== Exercise requirements ==
Identify each line containing the word "惯性越大" and copy it.

== Material for this exercise ==
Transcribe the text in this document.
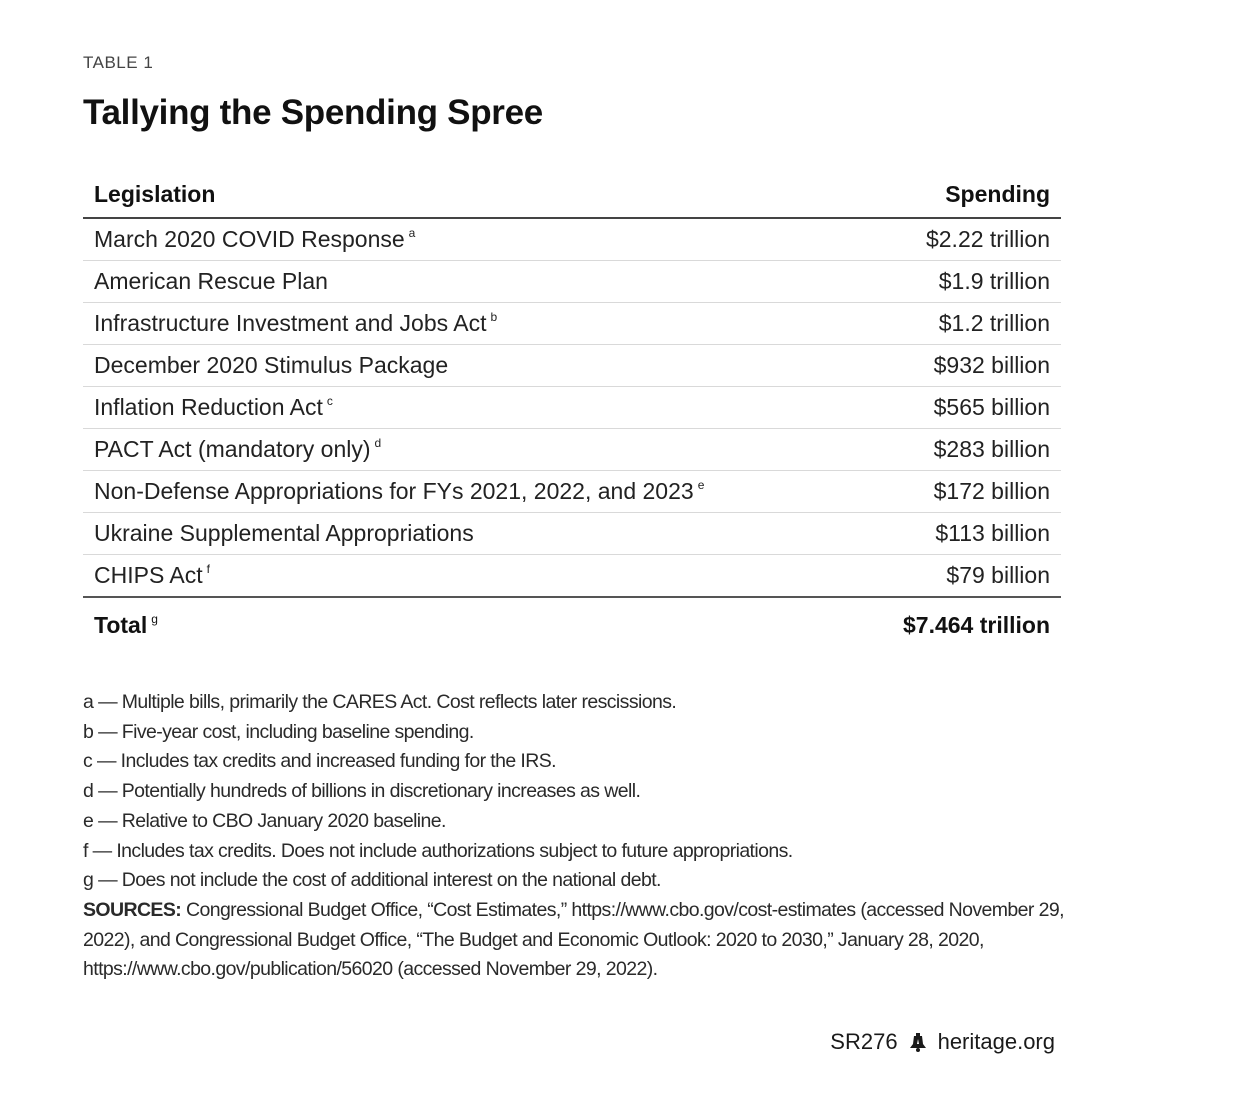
TABLE 1
Tallying the Spending Spree
Legislation	Spending
March 2020 COVID Response $^a$	$2.22 trillion
American Rescue Plan	$1.9 trillion
Infrastructure Investment and Jobs Act $^b$	$1.2 trillion
December 2020 Stimulus Package	$932 billion
Inflation Reduction Act $^c$	$565 billion
PACT Act (mandatory only) $^d$	$283 billion
Non-Defense Appropriations for FYs 2021, 2022, and 2023 $^e$	$172 billion
Ukraine Supplemental Appropriations	$113 billion
CHIPS Act $^f$	$79 billion
Total $^g$	$7.464 trillion

a — Multiple bills, primarily the CARES Act. Cost reflects later rescissions.

b — Five-year cost, including baseline spending.

c — Includes tax credits and increased funding for the IRS.

d — Potentially hundreds of billions in discretionary increases as well.

e — Relative to CBO January 2020 baseline.

f — Includes tax credits. Does not include authorizations subject to future appropriations.

g — Does not include the cost of additional interest on the national debt.

SOURCES: Congressional Budget Office, “Cost Estimates,” https://www.cbo.gov/cost-estimates (accessed November 29, 2022), and Congressional Budget Office, “The Budget and Economic Outlook: 2020 to 2030,” January 28, 2020, https://www.cbo.gov/publication/56020 (accessed November 29, 2022).

SR276 heritage.org
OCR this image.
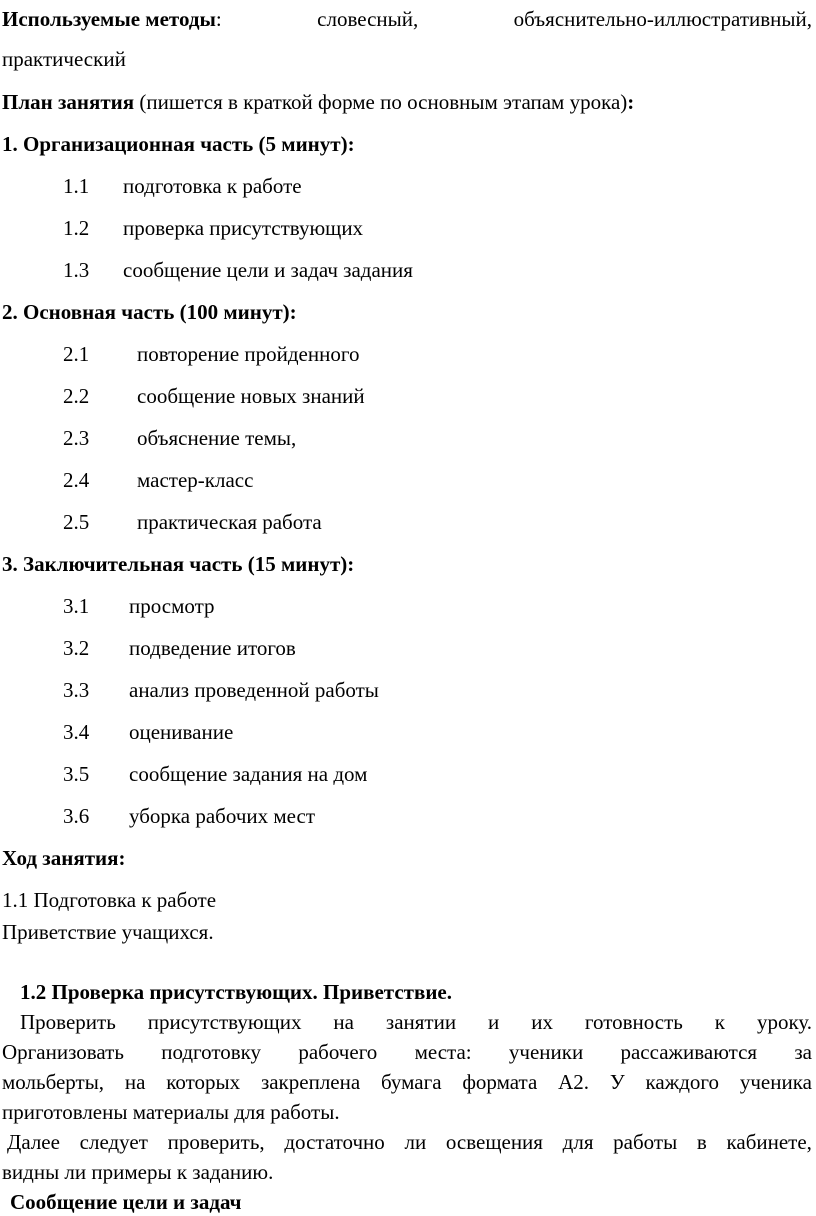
Используемые методы:	словесный,	объяснительно-иллюстративный,
практический
План занятия (пишется в краткой форме по основным этапам урока):
1. Организационная часть (5 минут):
1.1 подготовка к работе
1.2 проверка присутствующих
1.3 сообщение цели и задач задания
2. Основная часть (100 минут):
2.1 повторение пройденного
2.2 сообщение новых знаний
2.3 объяснение темы,
2.4 мастер-класс
2.5 практическая работа
3. Заключительная часть (15 минут):
3.1 просмотр
3.2 подведение итогов
3.3 анализ проведенной работы
3.4 оценивание
3.5 сообщение задания на дом
3.6 уборка рабочих мест
Ход занятия:
1.1 Подготовка к работе
Приветствие учащихся.
1.2 Проверка присутствующих. Приветствие.
Проверить присутствующих на занятии и их готовность к уроку.
Организовать подготовку рабочего места: ученики рассаживаются за
мольберты, на которых закреплена бумага формата А2. У каждого ученика
приготовлены материалы для работы.
Далее следует проверить, достаточно ли освещения для работы в кабинете,
видны ли примеры к заданию.
Сообщение цели и задач
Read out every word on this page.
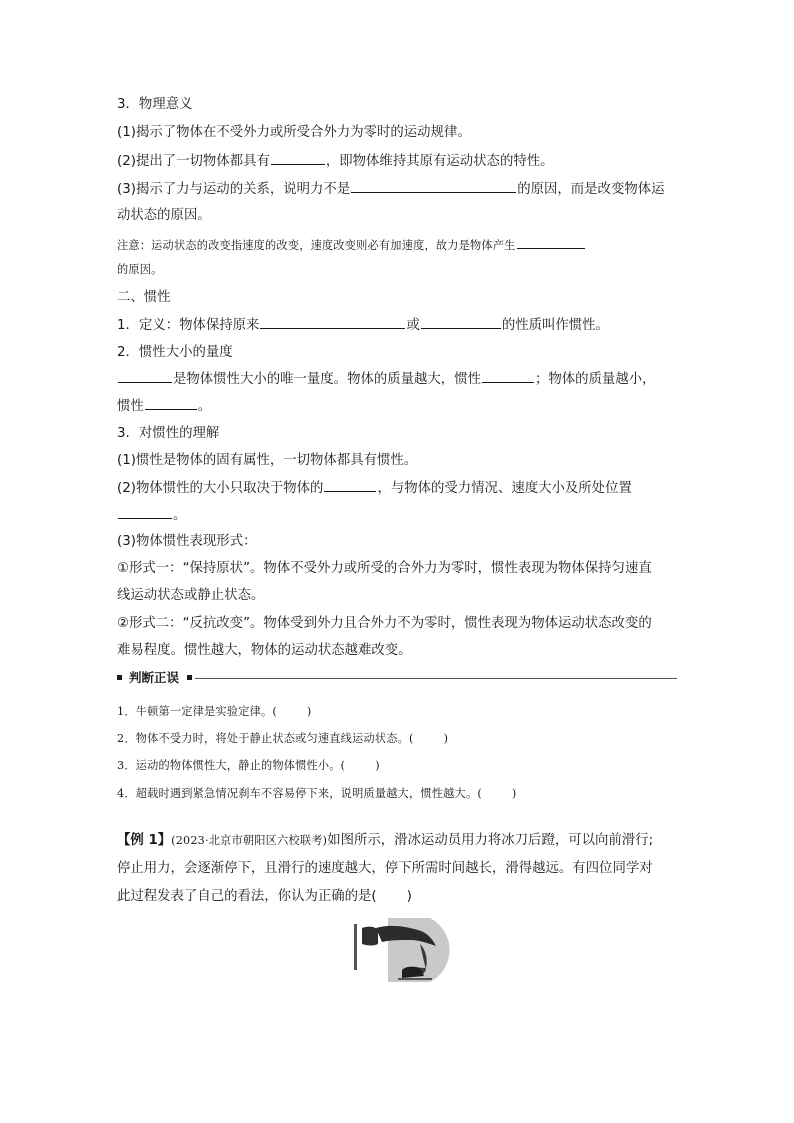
3．物理意义
(1)揭示了物体在不受外力或所受合外力为零时的运动规律。
(2)提出了一切物体都具有	，即物体维持其原有运动状态的特性。
(3)揭示了力与运动的关系，说明力不是	的原因，而是改变物体运
动状态的原因。
注意：运动状态的改变指速度的改变，速度改变则必有加速度，故力是物体产生
的原因。
二、惯性
1．定义：物体保持原来	或	的性质叫作惯性。
2．惯性大小的量度
是物体惯性大小的唯一量度。物体的质量越大，惯性	；物体的质量越小，
惯性	。
3．对惯性的理解
(1)惯性是物体的固有属性，一切物体都具有惯性。
(2)物体惯性的大小只取决于物体的	，与物体的受力情况、速度大小及所处位置
。
(3)物体惯性表现形式：
①形式一：“保持原状”。物体不受外力或所受的合外力为零时，惯性表现为物体保持匀速直
线运动状态或静止状态。
②形式二：“反抗改变”。物体受到外力且合外力不为零时，惯性表现为物体运动状态改变的
难易程度。惯性越大，物体的运动状态越难改变。
判断正误
1．牛顿第一定律是实验定律。(	)
2．物体不受力时，将处于静止状态或匀速直线运动状态。(	)
3．运动的物体惯性大，静止的物体惯性小。(	)
4．超载时遇到紧急情况刹车不容易停下来，说明质量越大，惯性越大。(	)
【例 1】(2023·北京市朝阳区六校联考)如图所示，滑冰运动员用力将冰刀后蹬，可以向前滑行;
停止用力，会逐渐停下，且滑行的速度越大，停下所需时间越长，滑得越远。有四位同学对
此过程发表了自己的看法，你认为正确的是( )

== Solution to the problem ==
难易程度。惯性越大，物体的运动状态越难改变。
4．超载时遇到紧急情况刹车不容易停下来，说明质量越大，惯性越大。(	)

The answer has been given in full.